• _Set task_: For each line in the data below that holds "page", return a copy.

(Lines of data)
════════════════
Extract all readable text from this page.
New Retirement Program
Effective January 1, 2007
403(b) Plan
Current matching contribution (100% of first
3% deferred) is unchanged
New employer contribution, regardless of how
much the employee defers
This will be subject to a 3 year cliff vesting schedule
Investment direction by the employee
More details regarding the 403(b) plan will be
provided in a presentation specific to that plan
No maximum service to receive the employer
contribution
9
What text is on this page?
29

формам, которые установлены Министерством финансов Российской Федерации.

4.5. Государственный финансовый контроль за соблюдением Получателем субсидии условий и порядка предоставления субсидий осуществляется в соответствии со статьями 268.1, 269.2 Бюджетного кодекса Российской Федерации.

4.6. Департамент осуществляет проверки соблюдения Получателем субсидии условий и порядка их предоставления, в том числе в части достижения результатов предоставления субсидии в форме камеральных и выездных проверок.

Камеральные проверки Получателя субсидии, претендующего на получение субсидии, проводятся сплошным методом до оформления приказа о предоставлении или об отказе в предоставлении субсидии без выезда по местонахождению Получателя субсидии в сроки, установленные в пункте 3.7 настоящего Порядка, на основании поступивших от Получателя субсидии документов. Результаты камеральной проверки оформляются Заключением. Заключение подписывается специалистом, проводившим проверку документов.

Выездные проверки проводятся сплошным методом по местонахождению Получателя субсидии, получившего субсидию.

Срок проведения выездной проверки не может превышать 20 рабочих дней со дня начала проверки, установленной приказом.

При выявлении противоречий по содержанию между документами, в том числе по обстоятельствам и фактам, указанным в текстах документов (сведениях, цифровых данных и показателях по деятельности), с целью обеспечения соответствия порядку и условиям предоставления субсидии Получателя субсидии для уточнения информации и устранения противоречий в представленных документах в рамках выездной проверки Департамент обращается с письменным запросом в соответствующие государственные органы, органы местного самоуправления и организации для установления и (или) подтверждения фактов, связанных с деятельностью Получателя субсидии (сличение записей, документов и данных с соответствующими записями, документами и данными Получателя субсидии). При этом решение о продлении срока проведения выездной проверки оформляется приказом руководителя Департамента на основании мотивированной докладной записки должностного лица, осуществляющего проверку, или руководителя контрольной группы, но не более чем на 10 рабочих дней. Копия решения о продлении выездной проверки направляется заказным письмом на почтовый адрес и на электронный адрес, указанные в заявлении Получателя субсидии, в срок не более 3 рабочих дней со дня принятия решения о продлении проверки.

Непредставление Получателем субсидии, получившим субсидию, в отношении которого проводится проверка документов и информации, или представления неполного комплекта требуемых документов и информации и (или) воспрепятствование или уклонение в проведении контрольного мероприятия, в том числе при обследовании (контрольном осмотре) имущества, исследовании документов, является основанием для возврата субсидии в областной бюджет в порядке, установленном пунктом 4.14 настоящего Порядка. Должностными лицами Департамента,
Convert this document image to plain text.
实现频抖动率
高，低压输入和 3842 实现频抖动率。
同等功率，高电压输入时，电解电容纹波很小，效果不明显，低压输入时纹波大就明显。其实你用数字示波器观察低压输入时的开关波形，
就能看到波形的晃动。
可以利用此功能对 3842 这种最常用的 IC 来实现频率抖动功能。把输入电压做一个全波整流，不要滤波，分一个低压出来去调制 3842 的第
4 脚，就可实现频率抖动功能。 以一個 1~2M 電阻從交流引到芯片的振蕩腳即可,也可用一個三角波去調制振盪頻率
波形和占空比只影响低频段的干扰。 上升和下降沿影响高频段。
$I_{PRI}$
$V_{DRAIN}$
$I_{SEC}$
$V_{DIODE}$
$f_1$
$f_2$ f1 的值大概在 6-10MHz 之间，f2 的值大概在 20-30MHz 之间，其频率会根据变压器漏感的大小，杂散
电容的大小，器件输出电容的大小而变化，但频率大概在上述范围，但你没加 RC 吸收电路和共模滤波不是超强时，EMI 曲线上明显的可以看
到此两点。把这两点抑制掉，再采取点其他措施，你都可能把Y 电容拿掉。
════════════════
• _Response to this exercise_:
Extract all readable text from this page.
What text is on this page?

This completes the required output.